■ **Request**
Tally up how many lines in the listing below contain the string "小时生产率", and give only the total.

[Start Exercise material]

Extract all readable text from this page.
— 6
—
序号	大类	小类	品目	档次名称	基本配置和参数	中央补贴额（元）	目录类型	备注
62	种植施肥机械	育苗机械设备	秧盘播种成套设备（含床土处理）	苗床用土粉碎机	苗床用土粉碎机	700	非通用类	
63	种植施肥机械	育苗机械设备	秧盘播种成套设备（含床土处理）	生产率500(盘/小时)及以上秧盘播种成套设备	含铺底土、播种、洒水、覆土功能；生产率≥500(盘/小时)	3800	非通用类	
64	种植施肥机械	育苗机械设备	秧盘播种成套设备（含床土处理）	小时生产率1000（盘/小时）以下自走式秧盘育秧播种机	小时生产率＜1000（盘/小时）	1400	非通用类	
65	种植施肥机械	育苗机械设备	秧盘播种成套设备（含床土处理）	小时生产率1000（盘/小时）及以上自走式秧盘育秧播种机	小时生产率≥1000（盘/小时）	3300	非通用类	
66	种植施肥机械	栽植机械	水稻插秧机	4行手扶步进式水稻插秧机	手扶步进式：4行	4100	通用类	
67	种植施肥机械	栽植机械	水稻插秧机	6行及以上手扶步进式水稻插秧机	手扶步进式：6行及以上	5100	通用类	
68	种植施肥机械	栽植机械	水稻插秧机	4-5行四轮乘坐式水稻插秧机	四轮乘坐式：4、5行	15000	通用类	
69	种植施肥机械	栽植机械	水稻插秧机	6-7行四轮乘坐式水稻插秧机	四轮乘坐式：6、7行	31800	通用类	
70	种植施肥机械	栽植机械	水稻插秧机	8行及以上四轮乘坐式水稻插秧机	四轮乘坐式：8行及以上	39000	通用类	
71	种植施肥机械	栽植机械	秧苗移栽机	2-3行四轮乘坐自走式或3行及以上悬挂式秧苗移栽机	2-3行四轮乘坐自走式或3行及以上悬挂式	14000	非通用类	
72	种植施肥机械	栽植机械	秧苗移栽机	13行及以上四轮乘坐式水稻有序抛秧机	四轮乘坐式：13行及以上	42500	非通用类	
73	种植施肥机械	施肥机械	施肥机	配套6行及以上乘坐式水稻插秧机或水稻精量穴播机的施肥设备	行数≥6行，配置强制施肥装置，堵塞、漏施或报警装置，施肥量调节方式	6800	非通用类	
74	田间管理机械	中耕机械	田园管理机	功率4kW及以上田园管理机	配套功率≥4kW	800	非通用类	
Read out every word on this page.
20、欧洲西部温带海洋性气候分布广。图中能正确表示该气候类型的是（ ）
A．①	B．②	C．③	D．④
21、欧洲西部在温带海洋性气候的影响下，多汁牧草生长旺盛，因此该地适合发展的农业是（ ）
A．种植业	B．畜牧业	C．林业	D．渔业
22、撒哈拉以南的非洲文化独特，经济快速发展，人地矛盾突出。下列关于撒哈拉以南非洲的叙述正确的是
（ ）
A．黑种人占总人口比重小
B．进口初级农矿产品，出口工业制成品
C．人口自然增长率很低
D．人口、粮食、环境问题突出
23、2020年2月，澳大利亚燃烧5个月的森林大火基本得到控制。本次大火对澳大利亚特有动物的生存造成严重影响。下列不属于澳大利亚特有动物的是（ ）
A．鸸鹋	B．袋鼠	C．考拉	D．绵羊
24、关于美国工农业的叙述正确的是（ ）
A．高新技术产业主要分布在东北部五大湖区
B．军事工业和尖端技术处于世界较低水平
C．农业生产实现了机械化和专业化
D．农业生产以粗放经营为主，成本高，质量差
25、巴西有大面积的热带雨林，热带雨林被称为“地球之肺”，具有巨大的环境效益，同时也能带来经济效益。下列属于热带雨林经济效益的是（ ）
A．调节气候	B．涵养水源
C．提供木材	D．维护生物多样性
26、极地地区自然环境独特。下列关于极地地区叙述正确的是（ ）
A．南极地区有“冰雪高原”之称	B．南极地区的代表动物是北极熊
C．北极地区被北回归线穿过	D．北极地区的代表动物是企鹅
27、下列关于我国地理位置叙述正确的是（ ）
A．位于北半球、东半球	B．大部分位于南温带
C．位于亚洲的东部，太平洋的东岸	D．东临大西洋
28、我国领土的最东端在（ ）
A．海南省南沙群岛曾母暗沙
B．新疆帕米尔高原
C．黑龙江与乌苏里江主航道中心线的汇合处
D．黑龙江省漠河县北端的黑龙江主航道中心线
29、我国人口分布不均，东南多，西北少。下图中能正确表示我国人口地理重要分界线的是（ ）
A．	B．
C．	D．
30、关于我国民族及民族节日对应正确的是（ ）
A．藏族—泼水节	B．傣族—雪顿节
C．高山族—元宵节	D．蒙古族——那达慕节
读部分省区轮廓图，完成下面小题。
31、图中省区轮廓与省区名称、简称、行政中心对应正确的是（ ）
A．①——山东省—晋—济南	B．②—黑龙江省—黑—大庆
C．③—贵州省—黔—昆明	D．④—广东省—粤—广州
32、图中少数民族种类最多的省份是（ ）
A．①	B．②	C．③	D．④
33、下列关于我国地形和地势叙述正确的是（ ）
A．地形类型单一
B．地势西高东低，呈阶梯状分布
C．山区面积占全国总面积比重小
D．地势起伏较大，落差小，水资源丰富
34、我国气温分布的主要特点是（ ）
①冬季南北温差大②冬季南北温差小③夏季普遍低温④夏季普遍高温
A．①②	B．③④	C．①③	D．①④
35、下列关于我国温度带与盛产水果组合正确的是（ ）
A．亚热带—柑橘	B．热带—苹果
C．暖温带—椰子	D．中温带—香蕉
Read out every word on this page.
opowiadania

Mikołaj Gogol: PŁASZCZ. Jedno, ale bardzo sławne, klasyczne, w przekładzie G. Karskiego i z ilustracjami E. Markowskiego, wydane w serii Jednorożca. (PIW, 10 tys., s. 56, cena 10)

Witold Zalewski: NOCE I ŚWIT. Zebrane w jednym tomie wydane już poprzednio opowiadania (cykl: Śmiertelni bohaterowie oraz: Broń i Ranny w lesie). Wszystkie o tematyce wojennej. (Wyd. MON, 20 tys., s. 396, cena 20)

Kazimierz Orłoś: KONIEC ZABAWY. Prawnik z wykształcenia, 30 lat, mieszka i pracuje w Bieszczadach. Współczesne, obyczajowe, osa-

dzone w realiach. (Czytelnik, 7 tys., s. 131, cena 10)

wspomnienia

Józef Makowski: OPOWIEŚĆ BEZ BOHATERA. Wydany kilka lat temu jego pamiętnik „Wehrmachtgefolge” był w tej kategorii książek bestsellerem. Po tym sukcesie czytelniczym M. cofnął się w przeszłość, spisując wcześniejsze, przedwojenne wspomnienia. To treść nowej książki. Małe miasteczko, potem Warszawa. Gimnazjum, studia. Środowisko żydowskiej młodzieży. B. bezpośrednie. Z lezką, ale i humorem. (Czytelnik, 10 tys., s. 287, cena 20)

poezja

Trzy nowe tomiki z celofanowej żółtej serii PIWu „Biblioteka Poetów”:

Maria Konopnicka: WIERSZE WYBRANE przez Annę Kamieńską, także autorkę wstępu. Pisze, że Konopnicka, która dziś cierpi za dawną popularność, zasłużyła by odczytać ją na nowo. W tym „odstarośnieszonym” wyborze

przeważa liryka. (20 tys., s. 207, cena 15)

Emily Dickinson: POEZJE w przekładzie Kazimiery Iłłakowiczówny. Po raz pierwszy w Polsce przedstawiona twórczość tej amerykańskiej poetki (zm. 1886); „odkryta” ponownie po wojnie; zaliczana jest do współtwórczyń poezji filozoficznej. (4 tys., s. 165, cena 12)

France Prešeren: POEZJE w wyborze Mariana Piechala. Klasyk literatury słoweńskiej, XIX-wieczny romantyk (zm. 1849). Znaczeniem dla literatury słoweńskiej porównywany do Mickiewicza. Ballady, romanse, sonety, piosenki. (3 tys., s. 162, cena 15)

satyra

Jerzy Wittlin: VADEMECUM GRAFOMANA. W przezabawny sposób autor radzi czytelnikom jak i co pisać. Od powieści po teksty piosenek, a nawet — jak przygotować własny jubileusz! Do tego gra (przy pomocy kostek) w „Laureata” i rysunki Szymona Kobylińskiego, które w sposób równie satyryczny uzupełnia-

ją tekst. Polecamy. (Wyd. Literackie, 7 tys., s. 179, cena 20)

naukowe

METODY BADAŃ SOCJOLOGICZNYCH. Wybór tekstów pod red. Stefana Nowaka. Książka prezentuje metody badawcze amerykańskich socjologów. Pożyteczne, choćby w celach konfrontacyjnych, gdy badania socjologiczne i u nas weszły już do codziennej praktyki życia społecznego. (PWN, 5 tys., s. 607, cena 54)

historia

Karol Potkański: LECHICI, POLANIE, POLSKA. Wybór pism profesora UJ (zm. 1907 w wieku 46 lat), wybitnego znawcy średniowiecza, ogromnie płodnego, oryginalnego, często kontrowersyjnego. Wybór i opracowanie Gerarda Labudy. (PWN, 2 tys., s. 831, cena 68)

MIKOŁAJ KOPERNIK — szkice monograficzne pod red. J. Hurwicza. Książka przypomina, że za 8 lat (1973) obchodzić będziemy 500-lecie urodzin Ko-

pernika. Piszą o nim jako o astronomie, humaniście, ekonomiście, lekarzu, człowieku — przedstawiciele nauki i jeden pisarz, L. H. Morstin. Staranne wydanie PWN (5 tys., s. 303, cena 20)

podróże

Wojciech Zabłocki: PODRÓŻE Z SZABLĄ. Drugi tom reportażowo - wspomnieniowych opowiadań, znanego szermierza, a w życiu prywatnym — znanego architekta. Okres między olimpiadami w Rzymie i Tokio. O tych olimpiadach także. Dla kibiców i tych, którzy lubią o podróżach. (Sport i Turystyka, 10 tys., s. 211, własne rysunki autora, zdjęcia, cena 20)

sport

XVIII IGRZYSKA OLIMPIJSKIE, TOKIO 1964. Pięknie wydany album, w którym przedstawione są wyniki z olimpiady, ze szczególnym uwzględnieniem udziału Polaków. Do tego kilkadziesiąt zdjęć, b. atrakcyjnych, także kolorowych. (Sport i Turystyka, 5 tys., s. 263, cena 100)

[End Exercise material]

■ **Solution below**
2